— START Data excerpts —
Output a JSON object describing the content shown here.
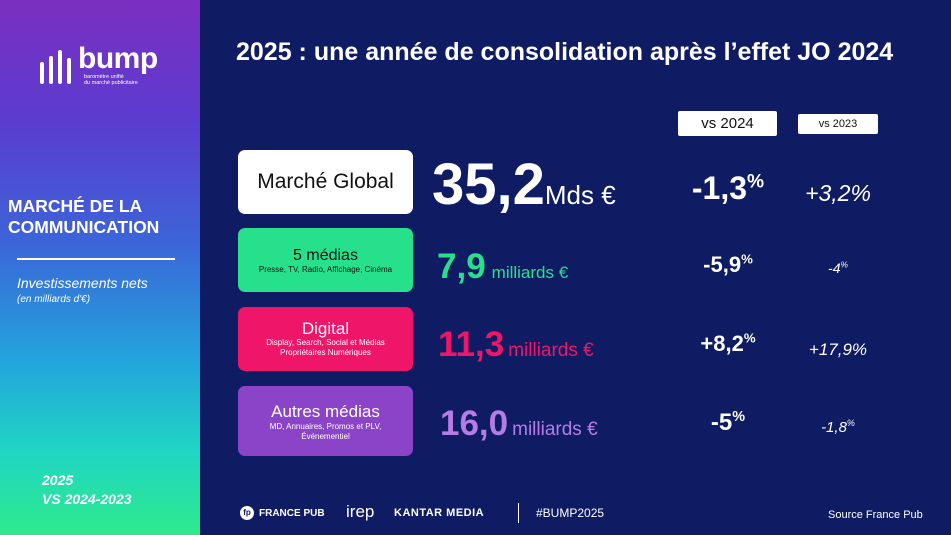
{
  "brand": {
    "name": "bump",
    "tagline_line1": "baromètre unifié",
    "tagline_line2": "du marché publicitaire"
  },
  "sidebar": {
    "title_line1": "MARCHÉ DE LA",
    "title_line2": "COMMUNICATION",
    "subtitle": "Investissements nets",
    "subnote": "(en milliards d'€)",
    "period_line1": "2025",
    "period_line2": "VS 2024-2023"
  },
  "title": "2025 : une année de consolidation après l’effet JO 2024",
  "columns": {
    "vs2024": "vs 2024",
    "vs2023": "vs 2023"
  },
  "rows": [
    {
      "label": "Marché Global",
      "detail": "",
      "detail2": "",
      "amount": "35,2",
      "unit": "Mds €",
      "vs2024_value": "-1,3",
      "vs2024_suffix": "%",
      "vs2023_value": "+3,2%",
      "vs2023_suffix": "",
      "color": "#ffffff"
    },
    {
      "label": "5 médias",
      "detail": "Presse, TV, Radio, Affichage, Cinéma",
      "detail2": "",
      "amount": "7,9",
      "unit": "milliards €",
      "vs2024_value": "-5,9",
      "vs2024_suffix": "%",
      "vs2023_value": "-4",
      "vs2023_suffix": "%",
      "color": "#27e08b"
    },
    {
      "label": "Digital",
      "detail": "Display, Search, Social et Médias",
      "detail2": "Propriétaires Numériques",
      "amount": "11,3",
      "unit": "milliards €",
      "vs2024_value": "+8,2",
      "vs2024_suffix": "%",
      "vs2023_value": "+17,9%",
      "vs2023_suffix": "",
      "color": "#ef1569"
    },
    {
      "label": "Autres médias",
      "detail": "MD, Annuaires, Promos et PLV,",
      "detail2": "Événementiel",
      "amount": "16,0",
      "unit": "milliards €",
      "vs2024_value": "-5",
      "vs2024_suffix": "%",
      "vs2023_value": "-1,8",
      "vs2023_suffix": "%",
      "color": "#8b44c7"
    }
  ],
  "footer": {
    "partner1": "FRANCE PUB",
    "partner1_mark": "fp",
    "partner2": "irep",
    "partner3": "KANTAR MEDIA",
    "hashtag": "#BUMP2025",
    "source": "Source France Pub"
  },
  "colors": {
    "background": "#0f1c63",
    "accent_green": "#27e08b",
    "accent_pink": "#ef1569",
    "accent_purple": "#8b44c7"
  }
}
— END Data excerpts —
### Exercise description
Give back every line exactly as it stands, pictures excluded.

### Finished answer
Output a JSON object describing the content shown here.
{
  "brand": {
    "name": "bump",
    "tagline_line1": "baromètre unifié",
    "tagline_line2": "du marché publicitaire"
  },
  "sidebar": {
    "title_line1": "MARCHÉ DE LA",
    "title_line2": "COMMUNICATION",
    "subtitle": "Investissements nets",
    "subnote": "(en milliards d'€)",
    "period_line1": "2025",
    "period_line2": "VS 2024-2023"
  },
  "title": "2025 : une année de consolidation après l’effet JO 2024",
  "columns": {
    "vs2024": "vs 2024",
    "vs2023": "vs 2023"
  },
  "rows": [
    {
      "label": "Marché Global",
      "detail": "",
      "detail2": "",
      "amount": "35,2",
      "unit": "Mds €",
      "vs2024_value": "-1,3",
      "vs2024_suffix": "%",
      "vs2023_value": "+3,2%",
      "vs2023_suffix": "",
      "color": "#ffffff"
    },
    {
      "label": "5 médias",
      "detail": "Presse, TV, Radio, Affichage, Cinéma",
      "detail2": "",
      "amount": "7,9",
      "unit": "milliards €",
      "vs2024_value": "-5,9",
      "vs2024_suffix": "%",
      "vs2023_value": "-4",
      "vs2023_suffix": "%",
      "color": "#27e08b"
    },
    {
      "label": "Digital",
      "detail": "Display, Search, Social et Médias",
      "detail2": "Propriétaires Numériques",
      "amount": "11,3",
      "unit": "milliards €",
      "vs2024_value": "+8,2",
      "vs2024_suffix": "%",
      "vs2023_value": "+17,9%",
      "vs2023_suffix": "",
      "color": "#ef1569"
    },
    {
      "label": "Autres médias",
      "detail": "MD, Annuaires, Promos et PLV,",
      "detail2": "Événementiel",
      "amount": "16,0",
      "unit": "milliards €",
      "vs2024_value": "-5",
      "vs2024_suffix": "%",
      "vs2023_value": "-1,8",
      "vs2023_suffix": "%",
      "color": "#8b44c7"
    }
  ],
  "footer": {
    "partner1": "FRANCE PUB",
    "partner1_mark": "fp",
    "partner2": "irep",
    "partner3": "KANTAR MEDIA",
    "hashtag": "#BUMP2025",
    "source": "Source France Pub"
  },
  "colors": {
    "background": "#0f1c63",
    "accent_green": "#27e08b",
    "accent_pink": "#ef1569",
    "accent_purple": "#8b44c7"
  }
}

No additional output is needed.